- _EXERCISE INSTRUCTIONS_: Reproduce the data below word for word, from its first line through the line containing "1044, 545, 1065]", with both ends included.

** BEGIN **

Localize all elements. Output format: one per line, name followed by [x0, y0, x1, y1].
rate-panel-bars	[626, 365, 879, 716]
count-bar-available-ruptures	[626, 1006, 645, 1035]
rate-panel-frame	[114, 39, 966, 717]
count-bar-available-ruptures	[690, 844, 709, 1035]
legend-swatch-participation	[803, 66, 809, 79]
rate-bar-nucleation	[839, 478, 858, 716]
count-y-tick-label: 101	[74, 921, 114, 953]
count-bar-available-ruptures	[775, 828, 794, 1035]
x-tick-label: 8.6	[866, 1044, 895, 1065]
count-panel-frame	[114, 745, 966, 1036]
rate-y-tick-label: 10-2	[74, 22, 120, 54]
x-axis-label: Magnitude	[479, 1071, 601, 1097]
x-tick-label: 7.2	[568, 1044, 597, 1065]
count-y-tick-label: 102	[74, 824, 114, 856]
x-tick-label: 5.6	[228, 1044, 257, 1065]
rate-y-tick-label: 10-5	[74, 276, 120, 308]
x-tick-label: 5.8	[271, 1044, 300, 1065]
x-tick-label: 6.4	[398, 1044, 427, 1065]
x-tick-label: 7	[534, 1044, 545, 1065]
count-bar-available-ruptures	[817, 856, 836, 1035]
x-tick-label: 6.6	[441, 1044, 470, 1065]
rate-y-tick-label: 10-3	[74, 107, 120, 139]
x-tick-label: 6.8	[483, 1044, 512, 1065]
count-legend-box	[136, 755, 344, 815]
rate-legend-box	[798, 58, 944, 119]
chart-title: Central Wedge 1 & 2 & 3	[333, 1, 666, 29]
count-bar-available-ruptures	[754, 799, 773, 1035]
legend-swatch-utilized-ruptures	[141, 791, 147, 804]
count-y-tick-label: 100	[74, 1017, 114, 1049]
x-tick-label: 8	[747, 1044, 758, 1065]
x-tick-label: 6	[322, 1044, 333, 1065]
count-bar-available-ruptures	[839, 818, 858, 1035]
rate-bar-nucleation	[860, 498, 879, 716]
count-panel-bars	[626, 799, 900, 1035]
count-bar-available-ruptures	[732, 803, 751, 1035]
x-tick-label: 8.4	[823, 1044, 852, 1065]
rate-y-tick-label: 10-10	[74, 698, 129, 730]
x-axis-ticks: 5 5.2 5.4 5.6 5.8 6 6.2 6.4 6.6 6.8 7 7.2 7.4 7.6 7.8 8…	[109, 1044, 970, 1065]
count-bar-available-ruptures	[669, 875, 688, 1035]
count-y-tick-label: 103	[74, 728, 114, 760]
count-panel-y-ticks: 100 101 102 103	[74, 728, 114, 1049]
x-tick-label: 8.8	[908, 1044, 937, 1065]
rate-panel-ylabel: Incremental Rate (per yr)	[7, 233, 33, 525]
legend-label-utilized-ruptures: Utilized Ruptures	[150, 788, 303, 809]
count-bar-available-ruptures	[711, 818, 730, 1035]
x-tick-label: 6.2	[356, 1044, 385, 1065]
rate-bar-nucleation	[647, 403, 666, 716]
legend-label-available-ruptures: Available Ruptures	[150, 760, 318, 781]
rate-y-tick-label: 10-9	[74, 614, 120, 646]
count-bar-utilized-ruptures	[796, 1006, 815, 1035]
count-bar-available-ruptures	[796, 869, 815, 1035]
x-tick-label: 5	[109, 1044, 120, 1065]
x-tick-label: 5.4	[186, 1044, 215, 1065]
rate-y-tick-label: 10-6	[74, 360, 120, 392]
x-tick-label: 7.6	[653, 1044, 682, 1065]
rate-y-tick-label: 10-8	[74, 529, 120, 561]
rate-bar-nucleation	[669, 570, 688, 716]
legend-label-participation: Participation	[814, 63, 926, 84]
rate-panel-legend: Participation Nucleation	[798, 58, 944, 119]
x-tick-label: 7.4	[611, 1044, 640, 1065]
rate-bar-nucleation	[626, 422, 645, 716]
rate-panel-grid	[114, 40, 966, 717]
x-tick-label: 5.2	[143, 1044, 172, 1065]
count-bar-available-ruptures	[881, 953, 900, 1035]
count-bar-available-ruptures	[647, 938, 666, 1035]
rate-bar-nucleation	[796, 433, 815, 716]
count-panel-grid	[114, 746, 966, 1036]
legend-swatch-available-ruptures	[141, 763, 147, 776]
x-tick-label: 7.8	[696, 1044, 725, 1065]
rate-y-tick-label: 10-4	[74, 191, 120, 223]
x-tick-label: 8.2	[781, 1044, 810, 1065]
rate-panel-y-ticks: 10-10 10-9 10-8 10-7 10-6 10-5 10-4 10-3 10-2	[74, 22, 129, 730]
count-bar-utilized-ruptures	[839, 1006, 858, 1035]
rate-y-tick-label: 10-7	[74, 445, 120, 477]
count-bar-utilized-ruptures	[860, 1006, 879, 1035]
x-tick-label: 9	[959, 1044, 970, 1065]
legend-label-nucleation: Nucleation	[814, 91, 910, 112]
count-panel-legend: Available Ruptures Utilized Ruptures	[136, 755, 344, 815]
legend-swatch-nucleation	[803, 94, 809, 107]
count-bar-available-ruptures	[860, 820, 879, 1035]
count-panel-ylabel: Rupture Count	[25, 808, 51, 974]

** END **

- _FINAL RESULT_:
Localize all elements. Output format: one per line, name followed by [x0, y0, x1, y1].
rate-panel-bars	[626, 365, 879, 716]
count-bar-available-ruptures	[626, 1006, 645, 1035]
rate-panel-frame	[114, 39, 966, 717]
count-bar-available-ruptures	[690, 844, 709, 1035]
legend-swatch-participation	[803, 66, 809, 79]
rate-bar-nucleation	[839, 478, 858, 716]
count-y-tick-label: 101	[74, 921, 114, 953]
count-bar-available-ruptures	[775, 828, 794, 1035]
x-tick-label: 8.6	[866, 1044, 895, 1065]
count-panel-frame	[114, 745, 966, 1036]
rate-y-tick-label: 10-2	[74, 22, 120, 54]
x-axis-label: Magnitude	[479, 1071, 601, 1097]
x-tick-label: 7.2	[568, 1044, 597, 1065]
count-y-tick-label: 102	[74, 824, 114, 856]
x-tick-label: 5.6	[228, 1044, 257, 1065]
rate-y-tick-label: 10-5	[74, 276, 120, 308]
x-tick-label: 5.8	[271, 1044, 300, 1065]
x-tick-label: 6.4	[398, 1044, 427, 1065]
x-tick-label: 7	[534, 1044, 545, 1065]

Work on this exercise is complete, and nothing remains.